[start of TEXT TO READ]

2. SAS vs R: Program Comparison

Task SAS Approach R Approach (apply family)
Row/column summary PROC MEANS, DATA step loops apply()
List-wise operation Array processing, macros lapply(), sapply()
Grouped summary PROC MEANS, BY statement tapply(), aggregate(), by()
Parallel operation Macro loops mapply()

2A. Table: Common Use Cases for apply Family Functions

Function Typical Use Cases
apply - Row/column means, sums, min, max, sd;
- Summarize repeated measures (labs, vitals);
- Custom row/col ops
lapply - Apply function to each column (e.g., uppercase, trim);
- List element summaries;
- Convert types
sapply - Simplified summaries (length, class);
- Quick checks per column/element;
- Vectorized transformations
tapply - Grouped summaries (mean/sum by group);
- AE by severity, labs by visit;
- Counts by group
mapply - Row-wise operations across columns;
- Concatenate/combine columns;
- Custom flags/labels
replicate - Simulations, bootstrapping;
- Generate mock data;
- Repeated random sampling
vapply - Type-safe version of sapply;
- Enforce output type for summaries;
- Production code safety

3. apply(): Row/Column Operations on Matrices and Data Frames

Description:
apply() is used to apply a function to the rows or columns of a matrix or numeric data frame. It is especially useful for summarizing repeated measures (e.g., labs, vitals) for each subject.

Possible Uses:

  • Calculate row or column means, sums, min, max, standard deviation, etc.
  • Summarize repeated measures for each subject (e.g., multiple lab results, vital signs).
  • Apply custom functions to each row or column.

Input Table (Lab Results - LB):

USUBJID LBTESTCD LBORRES1 LBORRES2 LBORRES3
01-001 HGB 13.2 13.5 13.1
01-002 HGB 12.8 13.0 12.9
01-003 HGB 14.0 13.8 14.2
  • The second argument in apply function MARGIN, determines whether the function should be applied across rows or columns:
  • MARGIN = 1 → apply the function across rows (i.e., row-wise)

[end of TEXT TO READ]
[start of GIVEN MATERIAL]

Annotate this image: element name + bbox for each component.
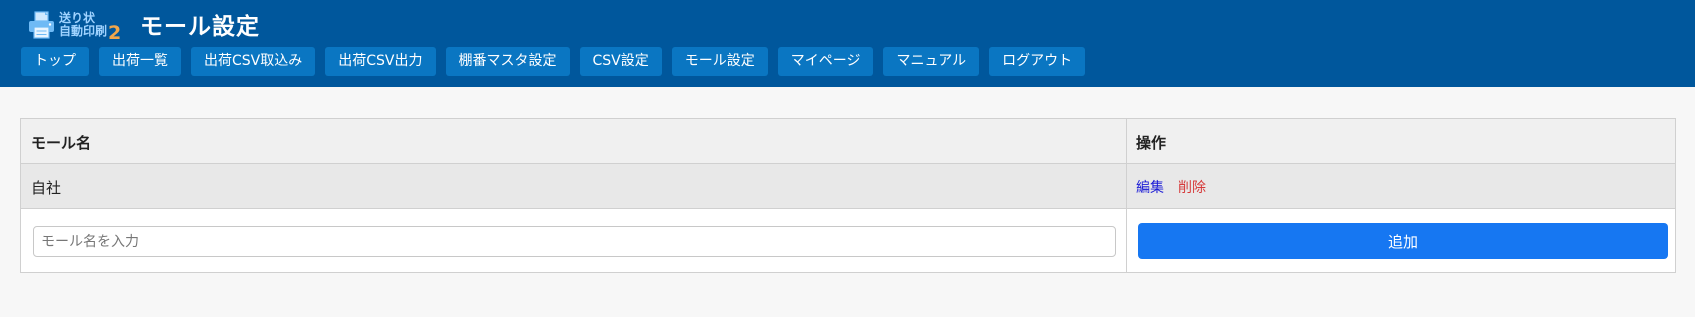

[end of GIVEN MATERIAL]

## YOUR INSTRUCTIONS
In two sentences, summarize the text on R's apply functions.

## OUTPUT FOR THIS TASK
The text compares SAS and R approaches for row or column summaries, list-wise operations, grouped summaries and parallel operations, and lists typical uses for apply, lapply, sapply, tapply, mapply, replicate and vapply. It explains that apply() applies a function to the rows or columns of a matrix or numeric data frame, which helps summarize repeated measures such as labs and vitals for each subject, and that its second argument, MARGIN, set to 1 applies the function across rows.